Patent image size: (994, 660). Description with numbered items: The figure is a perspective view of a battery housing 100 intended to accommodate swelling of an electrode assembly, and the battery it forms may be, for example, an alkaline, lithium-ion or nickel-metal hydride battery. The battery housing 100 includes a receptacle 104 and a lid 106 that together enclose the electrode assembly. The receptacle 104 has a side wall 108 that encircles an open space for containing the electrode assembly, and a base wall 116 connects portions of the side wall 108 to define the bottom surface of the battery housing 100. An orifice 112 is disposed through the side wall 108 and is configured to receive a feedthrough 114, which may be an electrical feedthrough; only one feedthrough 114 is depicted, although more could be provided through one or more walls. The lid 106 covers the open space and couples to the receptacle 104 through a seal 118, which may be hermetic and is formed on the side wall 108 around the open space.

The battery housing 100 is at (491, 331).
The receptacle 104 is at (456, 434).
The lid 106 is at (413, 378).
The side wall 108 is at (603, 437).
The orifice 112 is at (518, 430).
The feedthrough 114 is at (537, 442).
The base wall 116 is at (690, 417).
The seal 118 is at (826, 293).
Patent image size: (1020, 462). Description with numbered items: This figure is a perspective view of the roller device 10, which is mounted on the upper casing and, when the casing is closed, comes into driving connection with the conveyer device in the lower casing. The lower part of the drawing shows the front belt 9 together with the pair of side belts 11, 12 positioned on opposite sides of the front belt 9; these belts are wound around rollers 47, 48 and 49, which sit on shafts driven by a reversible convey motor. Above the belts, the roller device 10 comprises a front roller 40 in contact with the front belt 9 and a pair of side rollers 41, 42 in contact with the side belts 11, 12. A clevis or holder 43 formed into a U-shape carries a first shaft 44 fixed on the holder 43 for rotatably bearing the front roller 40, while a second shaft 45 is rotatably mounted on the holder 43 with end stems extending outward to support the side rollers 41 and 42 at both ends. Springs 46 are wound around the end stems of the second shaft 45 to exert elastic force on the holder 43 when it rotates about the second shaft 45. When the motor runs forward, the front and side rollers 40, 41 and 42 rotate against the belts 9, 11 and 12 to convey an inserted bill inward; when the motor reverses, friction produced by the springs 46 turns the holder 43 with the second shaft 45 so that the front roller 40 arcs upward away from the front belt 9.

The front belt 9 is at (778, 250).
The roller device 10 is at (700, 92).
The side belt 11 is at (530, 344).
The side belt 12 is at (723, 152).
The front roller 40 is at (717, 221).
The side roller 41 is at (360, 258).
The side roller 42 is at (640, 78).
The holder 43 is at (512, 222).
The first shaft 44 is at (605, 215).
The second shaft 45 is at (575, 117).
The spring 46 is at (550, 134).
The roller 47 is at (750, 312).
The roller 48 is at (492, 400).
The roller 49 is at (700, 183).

════════

### Stated goal
Change "perspective view" to "isometric view" everywhere in the listing above, and reproduce every other line unchanged.

### Written response
Patent image size: (994, 660). Description with numbered items: The figure is a isometric view of a battery housing 100 intended to accommodate swelling of an electrode assembly, and the battery it forms may be, for example, an alkaline, lithium-ion or nickel-metal hydride battery. The battery housing 100 includes a receptacle 104 and a lid 106 that together enclose the electrode assembly. The receptacle 104 has a side wall 108 that encircles an open space for containing the electrode assembly, and a base wall 116 connects portions of the side wall 108 to define the bottom surface of the battery housing 100. An orifice 112 is disposed through the side wall 108 and is configured to receive a feedthrough 114, which may be an electrical feedthrough; only one feedthrough 114 is depicted, although more could be provided through one or more walls. The lid 106 covers the open space and couples to the receptacle 104 through a seal 118, which may be hermetic and is formed on the side wall 108 around the open space.

The battery housing 100 is at (491, 331).
The receptacle 104 is at (456, 434).
The lid 106 is at (413, 378).
The side wall 108 is at (603, 437).
The orifice 112 is at (518, 430).
The feedthrough 114 is at (537, 442).
The base wall 116 is at (690, 417).
The seal 118 is at (826, 293).
Patent image size: (1020, 462). Description with numbered items: This figure is a isometric view of the roller device 10, which is mounted on the upper casing and, when the casing is closed, comes into driving connection with the conveyer device in the lower casing. The lower part of the drawing shows the front belt 9 together with the pair of side belts 11, 12 positioned on opposite sides of the front belt 9; these belts are wound around rollers 47, 48 and 49, which sit on shafts driven by a reversible convey motor. Above the belts, the roller device 10 comprises a front roller 40 in contact with the front belt 9 and a pair of side rollers 41, 42 in contact with the side belts 11, 12. A clevis or holder 43 formed into a U-shape carries a first shaft 44 fixed on the holder 43 for rotatably bearing the front roller 40, while a second shaft 45 is rotatably mounted on the holder 43 with end stems extending outward to support the side rollers 41 and 42 at both ends. Springs 46 are wound around the end stems of the second shaft 45 to exert elastic force on the holder 43 when it rotates about the second shaft 45. When the motor runs forward, the front and side rollers 40, 41 and 42 rotate against the belts 9, 11 and 12 to convey an inserted bill inward; when the motor reverses, friction produced by the springs 46 turns the holder 43 with the second shaft 45 so that the front roller 40 arcs upward away from the front belt 9.

The front belt 9 is at (778, 250).
The roller device 10 is at (700, 92).
The side belt 11 is at (530, 344).
The side belt 12 is at (723, 152).
The front roller 40 is at (717, 221).
The side roller 41 is at (360, 258).
The side roller 42 is at (640, 78).
The holder 43 is at (512, 222).
The first shaft 44 is at (605, 215).
The second shaft 45 is at (575, 117).
The spring 46 is at (550, 134).
The roller 47 is at (750, 312).
The roller 48 is at (492, 400).
The roller 49 is at (700, 183).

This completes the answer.